* _Instructions to follow_:
Repeat every one of the following entries verbatim, leaving each line unchanged.

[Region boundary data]
┌──

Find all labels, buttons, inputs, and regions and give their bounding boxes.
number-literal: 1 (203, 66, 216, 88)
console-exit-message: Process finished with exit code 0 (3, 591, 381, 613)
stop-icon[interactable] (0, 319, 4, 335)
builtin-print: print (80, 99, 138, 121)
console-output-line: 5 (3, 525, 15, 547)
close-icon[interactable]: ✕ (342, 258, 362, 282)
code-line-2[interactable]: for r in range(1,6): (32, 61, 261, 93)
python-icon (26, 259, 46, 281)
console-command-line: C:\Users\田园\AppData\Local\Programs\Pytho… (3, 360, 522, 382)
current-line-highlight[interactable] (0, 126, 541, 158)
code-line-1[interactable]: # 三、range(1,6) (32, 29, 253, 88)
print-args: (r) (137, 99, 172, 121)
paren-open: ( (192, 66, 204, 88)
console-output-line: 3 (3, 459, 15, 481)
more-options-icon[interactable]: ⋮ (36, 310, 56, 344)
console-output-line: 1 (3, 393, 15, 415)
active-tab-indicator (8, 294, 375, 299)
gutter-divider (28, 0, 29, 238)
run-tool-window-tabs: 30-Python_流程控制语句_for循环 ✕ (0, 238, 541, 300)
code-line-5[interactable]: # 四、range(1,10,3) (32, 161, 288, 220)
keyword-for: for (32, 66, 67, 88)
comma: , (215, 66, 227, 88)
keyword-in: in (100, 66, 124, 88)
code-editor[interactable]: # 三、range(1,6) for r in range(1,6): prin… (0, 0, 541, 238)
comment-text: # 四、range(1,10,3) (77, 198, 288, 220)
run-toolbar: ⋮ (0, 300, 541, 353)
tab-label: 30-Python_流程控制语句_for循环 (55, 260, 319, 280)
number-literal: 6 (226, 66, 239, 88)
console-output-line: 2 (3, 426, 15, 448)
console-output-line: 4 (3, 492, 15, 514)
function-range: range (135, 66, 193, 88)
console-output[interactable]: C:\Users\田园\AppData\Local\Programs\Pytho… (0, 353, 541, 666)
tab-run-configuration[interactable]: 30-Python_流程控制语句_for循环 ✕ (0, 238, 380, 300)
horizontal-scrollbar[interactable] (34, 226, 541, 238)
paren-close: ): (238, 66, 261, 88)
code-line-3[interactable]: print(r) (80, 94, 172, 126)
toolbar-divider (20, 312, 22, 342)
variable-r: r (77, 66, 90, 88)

└──

* _Completed task_:
Find all labels, buttons, inputs, and regions and give their bounding boxes.
number-literal: 1 (203, 66, 216, 88)
console-exit-message: Process finished with exit code 0 (3, 591, 381, 613)
stop-icon[interactable] (0, 319, 4, 335)
builtin-print: print (80, 99, 138, 121)
console-output-line: 5 (3, 525, 15, 547)
close-icon[interactable]: ✕ (342, 258, 362, 282)
code-line-2[interactable]: for r in range(1,6): (32, 61, 261, 93)
python-icon (26, 259, 46, 281)
console-command-line: C:\Users\田园\AppData\Local\Programs\Pytho… (3, 360, 522, 382)
current-line-highlight[interactable] (0, 126, 541, 158)
code-line-1[interactable]: # 三、range(1,6) (32, 29, 253, 88)
print-args: (r) (137, 99, 172, 121)
paren-open: ( (192, 66, 204, 88)
console-output-line: 3 (3, 459, 15, 481)
more-options-icon[interactable]: ⋮ (36, 310, 56, 344)
console-output-line: 1 (3, 393, 15, 415)
active-tab-indicator (8, 294, 375, 299)
gutter-divider (28, 0, 29, 238)
run-tool-window-tabs: 30-Python_流程控制语句_for循环 ✕ (0, 238, 541, 300)
code-line-5[interactable]: # 四、range(1,10,3) (32, 161, 288, 220)
keyword-for: for (32, 66, 67, 88)
comma: , (215, 66, 227, 88)
keyword-in: in (100, 66, 124, 88)
code-editor[interactable]: # 三、range(1,6) for r in range(1,6): prin… (0, 0, 541, 238)
comment-text: # 四、range(1,10,3) (77, 198, 288, 220)
run-toolbar: ⋮ (0, 300, 541, 353)
tab-label: 30-Python_流程控制语句_for循环 (55, 260, 319, 280)
number-literal: 6 (226, 66, 239, 88)
console-output-line: 2 (3, 426, 15, 448)
console-output-line: 4 (3, 492, 15, 514)
function-range: range (135, 66, 193, 88)
console-output[interactable]: C:\Users\田园\AppData\Local\Programs\Pytho… (0, 353, 541, 666)
tab-run-configuration[interactable]: 30-Python_流程控制语句_for循环 ✕ (0, 238, 380, 300)
horizontal-scrollbar[interactable] (34, 226, 541, 238)
paren-close: ): (238, 66, 261, 88)
code-line-3[interactable]: print(r) (80, 94, 172, 126)
toolbar-divider (20, 312, 22, 342)
variable-r: r (77, 66, 90, 88)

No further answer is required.